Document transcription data
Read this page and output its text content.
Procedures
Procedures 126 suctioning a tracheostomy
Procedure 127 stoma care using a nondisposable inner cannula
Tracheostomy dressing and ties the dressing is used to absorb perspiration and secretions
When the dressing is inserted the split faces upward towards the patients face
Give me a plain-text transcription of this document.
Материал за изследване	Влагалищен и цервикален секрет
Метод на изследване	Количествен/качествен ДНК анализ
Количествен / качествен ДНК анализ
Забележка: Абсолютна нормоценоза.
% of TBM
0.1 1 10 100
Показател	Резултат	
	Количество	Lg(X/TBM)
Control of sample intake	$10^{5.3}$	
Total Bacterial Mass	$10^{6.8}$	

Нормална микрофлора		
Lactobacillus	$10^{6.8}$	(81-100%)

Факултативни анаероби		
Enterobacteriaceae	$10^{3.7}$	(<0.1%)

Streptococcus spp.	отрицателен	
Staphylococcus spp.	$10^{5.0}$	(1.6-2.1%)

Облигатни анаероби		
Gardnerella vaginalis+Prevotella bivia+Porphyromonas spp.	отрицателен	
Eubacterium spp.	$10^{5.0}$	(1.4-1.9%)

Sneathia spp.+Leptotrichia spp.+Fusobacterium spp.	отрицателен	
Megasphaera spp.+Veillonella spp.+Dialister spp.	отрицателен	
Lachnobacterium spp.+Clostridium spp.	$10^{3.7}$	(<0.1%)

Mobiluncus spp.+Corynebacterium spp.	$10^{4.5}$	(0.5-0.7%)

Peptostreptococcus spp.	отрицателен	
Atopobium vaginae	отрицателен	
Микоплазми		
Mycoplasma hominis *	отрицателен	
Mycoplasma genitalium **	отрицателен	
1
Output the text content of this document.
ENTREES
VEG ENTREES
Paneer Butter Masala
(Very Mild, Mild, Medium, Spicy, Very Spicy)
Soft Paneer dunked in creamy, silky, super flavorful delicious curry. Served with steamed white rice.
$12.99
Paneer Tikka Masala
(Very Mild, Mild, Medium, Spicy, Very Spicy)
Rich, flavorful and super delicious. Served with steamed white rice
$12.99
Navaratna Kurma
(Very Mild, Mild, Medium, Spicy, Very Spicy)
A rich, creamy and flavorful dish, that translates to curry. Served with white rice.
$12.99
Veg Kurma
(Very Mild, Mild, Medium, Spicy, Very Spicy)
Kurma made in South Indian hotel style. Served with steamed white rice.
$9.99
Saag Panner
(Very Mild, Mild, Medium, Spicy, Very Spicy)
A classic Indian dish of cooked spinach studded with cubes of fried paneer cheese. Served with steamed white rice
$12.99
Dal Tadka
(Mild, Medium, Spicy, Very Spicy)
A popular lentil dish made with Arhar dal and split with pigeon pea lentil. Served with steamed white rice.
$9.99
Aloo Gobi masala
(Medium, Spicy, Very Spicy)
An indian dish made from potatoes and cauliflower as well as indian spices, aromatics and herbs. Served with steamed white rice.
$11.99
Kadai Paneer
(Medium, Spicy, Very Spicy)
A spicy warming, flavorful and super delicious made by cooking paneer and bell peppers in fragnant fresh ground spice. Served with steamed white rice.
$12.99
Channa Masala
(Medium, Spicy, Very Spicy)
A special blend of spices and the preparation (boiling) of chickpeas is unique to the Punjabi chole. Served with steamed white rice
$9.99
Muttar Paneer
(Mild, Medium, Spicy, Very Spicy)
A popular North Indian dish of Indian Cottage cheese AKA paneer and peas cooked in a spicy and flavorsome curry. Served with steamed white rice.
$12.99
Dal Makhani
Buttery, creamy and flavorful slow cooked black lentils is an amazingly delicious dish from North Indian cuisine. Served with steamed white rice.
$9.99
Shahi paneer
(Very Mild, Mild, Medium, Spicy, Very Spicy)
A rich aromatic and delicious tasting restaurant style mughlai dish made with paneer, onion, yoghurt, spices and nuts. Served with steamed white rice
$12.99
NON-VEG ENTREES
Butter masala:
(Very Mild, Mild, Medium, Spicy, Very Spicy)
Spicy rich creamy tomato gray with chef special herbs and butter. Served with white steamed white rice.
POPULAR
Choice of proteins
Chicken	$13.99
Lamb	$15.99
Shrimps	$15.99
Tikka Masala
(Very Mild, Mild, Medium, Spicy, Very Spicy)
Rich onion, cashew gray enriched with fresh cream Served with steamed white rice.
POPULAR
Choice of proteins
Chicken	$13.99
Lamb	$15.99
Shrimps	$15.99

Task requirements>
Determine how many lines in the records above hold the word "gray", and answer with that number only.

Solution for this task>
2